- [Extracts from a graphics dataset]:
↓↓↓
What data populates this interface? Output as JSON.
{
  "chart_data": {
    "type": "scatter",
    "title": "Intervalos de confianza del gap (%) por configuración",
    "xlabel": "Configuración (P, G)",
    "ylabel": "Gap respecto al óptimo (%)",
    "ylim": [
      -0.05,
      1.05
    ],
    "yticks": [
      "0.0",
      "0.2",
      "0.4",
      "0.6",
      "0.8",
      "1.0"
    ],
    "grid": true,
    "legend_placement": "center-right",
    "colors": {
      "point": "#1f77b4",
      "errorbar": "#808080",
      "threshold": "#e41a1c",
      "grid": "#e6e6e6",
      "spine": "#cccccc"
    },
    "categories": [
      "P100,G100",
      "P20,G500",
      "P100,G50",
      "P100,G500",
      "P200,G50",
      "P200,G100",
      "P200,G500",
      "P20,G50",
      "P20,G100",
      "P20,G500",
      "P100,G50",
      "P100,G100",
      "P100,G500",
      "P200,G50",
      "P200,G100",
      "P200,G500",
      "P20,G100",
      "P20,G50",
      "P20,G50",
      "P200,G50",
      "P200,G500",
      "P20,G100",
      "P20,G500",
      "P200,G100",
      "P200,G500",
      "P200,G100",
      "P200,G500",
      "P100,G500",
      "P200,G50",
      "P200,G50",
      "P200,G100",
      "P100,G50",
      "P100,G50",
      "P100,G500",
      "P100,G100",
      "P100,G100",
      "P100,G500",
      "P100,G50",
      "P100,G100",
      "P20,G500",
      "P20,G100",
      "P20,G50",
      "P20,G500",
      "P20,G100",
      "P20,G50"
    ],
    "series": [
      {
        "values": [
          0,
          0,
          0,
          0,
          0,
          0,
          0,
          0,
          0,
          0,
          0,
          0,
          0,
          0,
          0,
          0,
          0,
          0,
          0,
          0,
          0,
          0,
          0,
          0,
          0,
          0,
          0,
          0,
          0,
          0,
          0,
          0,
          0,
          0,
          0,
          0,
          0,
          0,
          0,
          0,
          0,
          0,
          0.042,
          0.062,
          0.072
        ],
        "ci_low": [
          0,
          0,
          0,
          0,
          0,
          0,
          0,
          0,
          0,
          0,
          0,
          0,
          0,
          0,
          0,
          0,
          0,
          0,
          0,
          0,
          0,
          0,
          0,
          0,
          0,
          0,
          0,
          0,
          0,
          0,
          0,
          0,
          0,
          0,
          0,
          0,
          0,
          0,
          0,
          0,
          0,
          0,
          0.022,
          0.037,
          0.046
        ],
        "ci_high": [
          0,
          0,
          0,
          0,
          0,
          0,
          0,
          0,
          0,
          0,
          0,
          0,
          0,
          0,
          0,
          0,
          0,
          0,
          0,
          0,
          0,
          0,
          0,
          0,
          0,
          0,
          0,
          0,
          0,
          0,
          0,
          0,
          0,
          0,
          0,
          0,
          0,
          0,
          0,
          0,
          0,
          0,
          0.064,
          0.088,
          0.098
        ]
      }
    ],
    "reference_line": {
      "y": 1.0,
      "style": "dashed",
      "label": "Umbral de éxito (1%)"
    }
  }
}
↑↑↑
- [PROBLEM REQUIREMENTS]:
Recopy the entries above exactly, with every line included.

- [ANSWER IN FULL]:
What data populates this interface? Output as JSON.
{
  "chart_data": {
    "type": "scatter",
    "title": "Intervalos de confianza del gap (%) por configuración",
    "xlabel": "Configuración (P, G)",
    "ylabel": "Gap respecto al óptimo (%)",
    "ylim": [
      -0.05,
      1.05
    ],
    "yticks": [
      "0.0",
      "0.2",
      "0.4",
      "0.6",
      "0.8",
      "1.0"
    ],
    "grid": true,
    "legend_placement": "center-right",
    "colors": {
      "point": "#1f77b4",
      "errorbar": "#808080",
      "threshold": "#e41a1c",
      "grid": "#e6e6e6",
      "spine": "#cccccc"
    },
    "categories": [
      "P100,G100",
      "P20,G500",
      "P100,G50",
      "P100,G500",
      "P200,G50",
      "P200,G100",
      "P200,G500",
      "P20,G50",
      "P20,G100",
      "P20,G500",
      "P100,G50",
      "P100,G100",
      "P100,G500",
      "P200,G50",
      "P200,G100",
      "P200,G500",
      "P20,G100",
      "P20,G50",
      "P20,G50",
      "P200,G50",
      "P200,G500",
      "P20,G100",
      "P20,G500",
      "P200,G100",
      "P200,G500",
      "P200,G100",
      "P200,G500",
      "P100,G500",
      "P200,G50",
      "P200,G50",
      "P200,G100",
      "P100,G50",
      "P100,G50",
      "P100,G500",
      "P100,G100",
      "P100,G100",
      "P100,G500",
      "P100,G50",
      "P100,G100",
      "P20,G500",
      "P20,G100",
      "P20,G50",
      "P20,G500",
      "P20,G100",
      "P20,G50"
    ],
    "series": [
      {
        "values": [
          0,
          0,
          0,
          0,
          0,
          0,
          0,
          0,
          0,
          0,
          0,
          0,
          0,
          0,
          0,
          0,
          0,
          0,
          0,
          0,
          0,
          0,
          0,
          0,
          0,
          0,
          0,
          0,
          0,
          0,
          0,
          0,
          0,
          0,
          0,
          0,
          0,
          0,
          0,
          0,
          0,
          0,
          0.042,
          0.062,
          0.072
        ],
        "ci_low": [
          0,
          0,
          0,
          0,
          0,
          0,
          0,
          0,
          0,
          0,
          0,
          0,
          0,
          0,
          0,
          0,
          0,
          0,
          0,
          0,
          0,
          0,
          0,
          0,
          0,
          0,
          0,
          0,
          0,
          0,
          0,
          0,
          0,
          0,
          0,
          0,
          0,
          0,
          0,
          0,
          0,
          0,
          0.022,
          0.037,
          0.046
        ],
        "ci_high": [
          0,
          0,
          0,
          0,
          0,
          0,
          0,
          0,
          0,
          0,
          0,
          0,
          0,
          0,
          0,
          0,
          0,
          0,
          0,
          0,
          0,
          0,
          0,
          0,
          0,
          0,
          0,
          0,
          0,
          0,
          0,
          0,
          0,
          0,
          0,
          0,
          0,
          0,
          0,
          0,
          0,
          0,
          0.064,
          0.088,
          0.098
        ]
      }
    ],
    "reference_line": {
      "y": 1.0,
      "style": "dashed",
      "label": "Umbral de éxito (1%)"
    }
  }
}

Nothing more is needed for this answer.